Filter this material down to the lines that hold "part", copying each one.

**Saved data entries:**
※ ※ ※

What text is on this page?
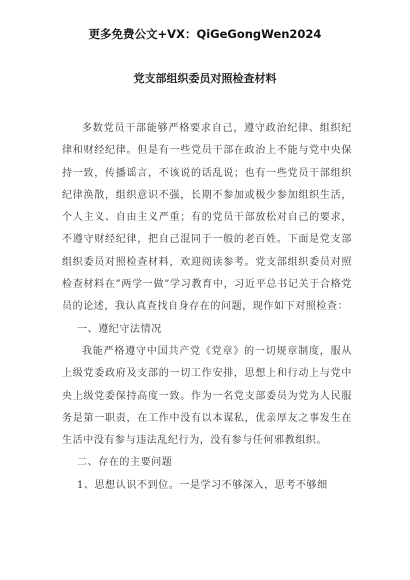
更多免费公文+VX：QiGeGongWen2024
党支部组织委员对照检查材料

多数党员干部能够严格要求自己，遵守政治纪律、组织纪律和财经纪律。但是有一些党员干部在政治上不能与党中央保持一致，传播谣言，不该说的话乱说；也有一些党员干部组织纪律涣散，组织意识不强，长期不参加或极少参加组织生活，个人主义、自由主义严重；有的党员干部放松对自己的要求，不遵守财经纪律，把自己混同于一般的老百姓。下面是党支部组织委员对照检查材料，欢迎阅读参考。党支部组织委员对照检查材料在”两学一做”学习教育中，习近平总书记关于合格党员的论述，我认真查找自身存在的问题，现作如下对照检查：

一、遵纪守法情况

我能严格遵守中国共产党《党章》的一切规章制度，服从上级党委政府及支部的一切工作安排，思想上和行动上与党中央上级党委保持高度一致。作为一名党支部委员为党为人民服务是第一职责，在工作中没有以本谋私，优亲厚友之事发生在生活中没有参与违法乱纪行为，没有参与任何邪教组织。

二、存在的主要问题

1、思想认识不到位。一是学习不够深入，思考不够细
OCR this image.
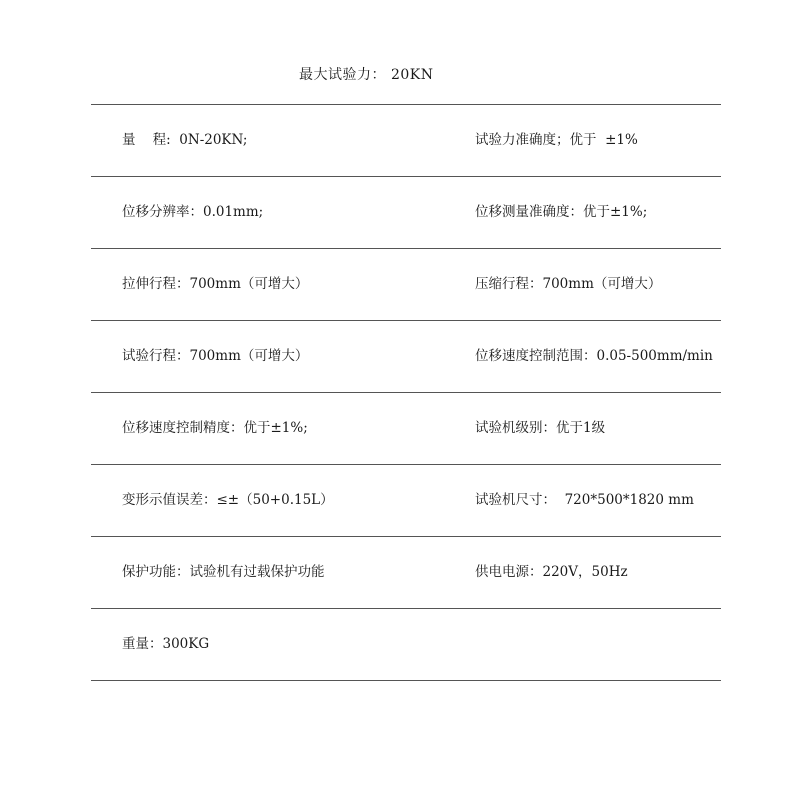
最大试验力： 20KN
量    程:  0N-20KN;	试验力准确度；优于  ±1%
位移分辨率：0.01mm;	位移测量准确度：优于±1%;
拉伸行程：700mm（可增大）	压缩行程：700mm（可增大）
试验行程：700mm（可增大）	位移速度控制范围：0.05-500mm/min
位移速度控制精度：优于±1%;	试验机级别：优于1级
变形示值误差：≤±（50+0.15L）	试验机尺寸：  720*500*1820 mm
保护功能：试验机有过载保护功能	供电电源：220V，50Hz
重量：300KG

※ ※ ※

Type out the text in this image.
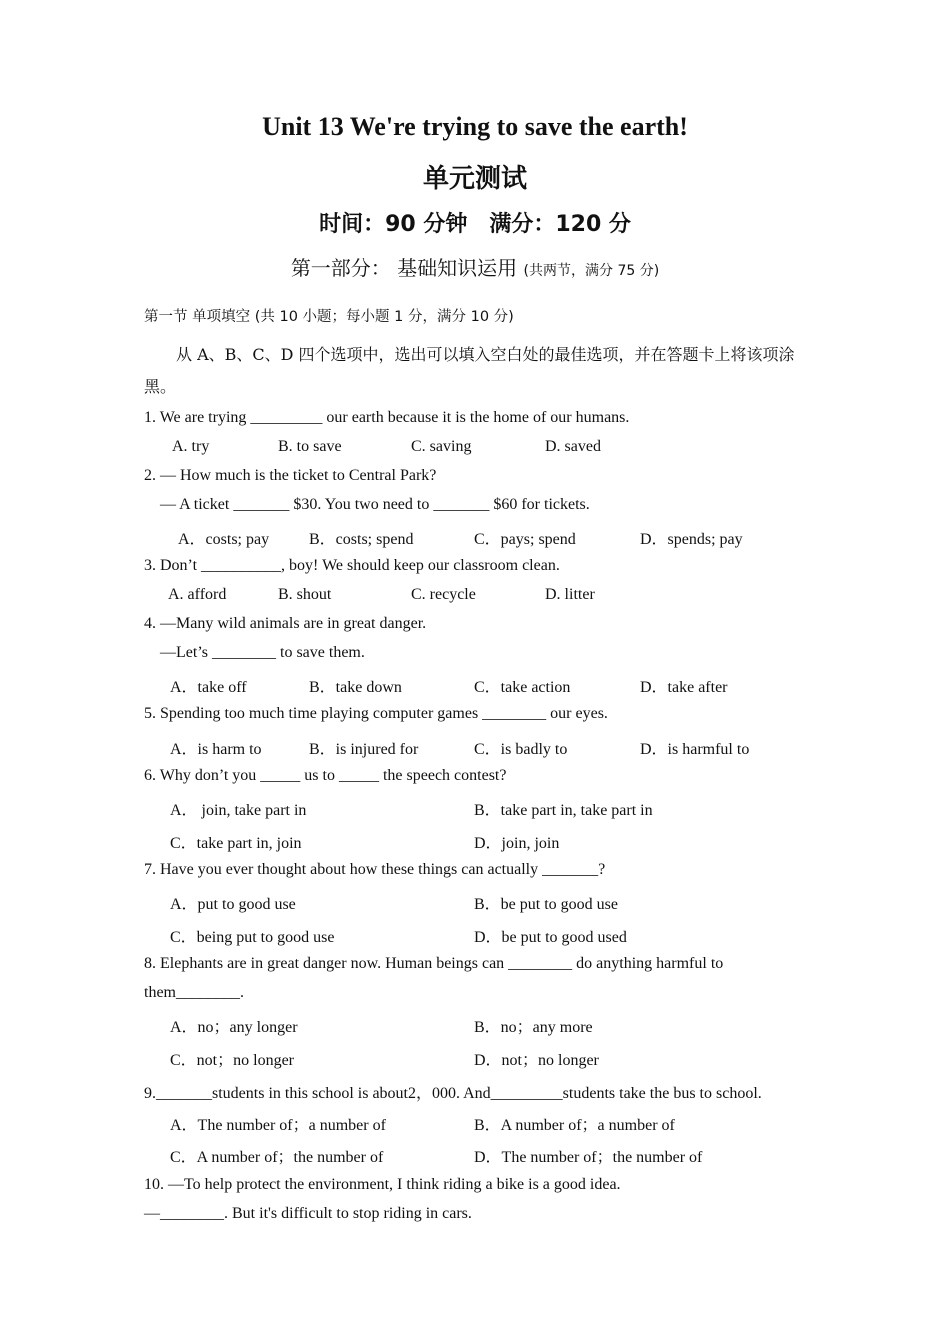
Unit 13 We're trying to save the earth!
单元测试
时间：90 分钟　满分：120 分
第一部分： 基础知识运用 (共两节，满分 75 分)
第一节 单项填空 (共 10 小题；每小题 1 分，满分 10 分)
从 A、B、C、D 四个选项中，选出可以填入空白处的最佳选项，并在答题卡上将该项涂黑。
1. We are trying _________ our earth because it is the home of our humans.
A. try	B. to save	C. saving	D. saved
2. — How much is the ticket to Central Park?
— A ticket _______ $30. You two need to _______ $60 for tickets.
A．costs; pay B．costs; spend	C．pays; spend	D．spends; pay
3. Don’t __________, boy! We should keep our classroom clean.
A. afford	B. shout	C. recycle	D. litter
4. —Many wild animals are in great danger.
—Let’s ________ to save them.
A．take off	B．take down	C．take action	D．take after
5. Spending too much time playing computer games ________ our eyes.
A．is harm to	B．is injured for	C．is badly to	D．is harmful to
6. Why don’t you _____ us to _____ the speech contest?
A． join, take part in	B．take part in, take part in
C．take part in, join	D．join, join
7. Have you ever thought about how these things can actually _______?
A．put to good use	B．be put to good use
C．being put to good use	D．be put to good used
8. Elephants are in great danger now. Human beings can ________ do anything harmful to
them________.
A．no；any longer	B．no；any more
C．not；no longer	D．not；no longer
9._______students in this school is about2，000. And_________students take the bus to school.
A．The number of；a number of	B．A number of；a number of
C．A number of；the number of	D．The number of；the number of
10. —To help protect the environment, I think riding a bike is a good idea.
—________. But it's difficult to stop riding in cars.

※ ※ ※

**Reply:**
A． join, take part in	B．take part in, take part in
C．take part in, join	D．join, join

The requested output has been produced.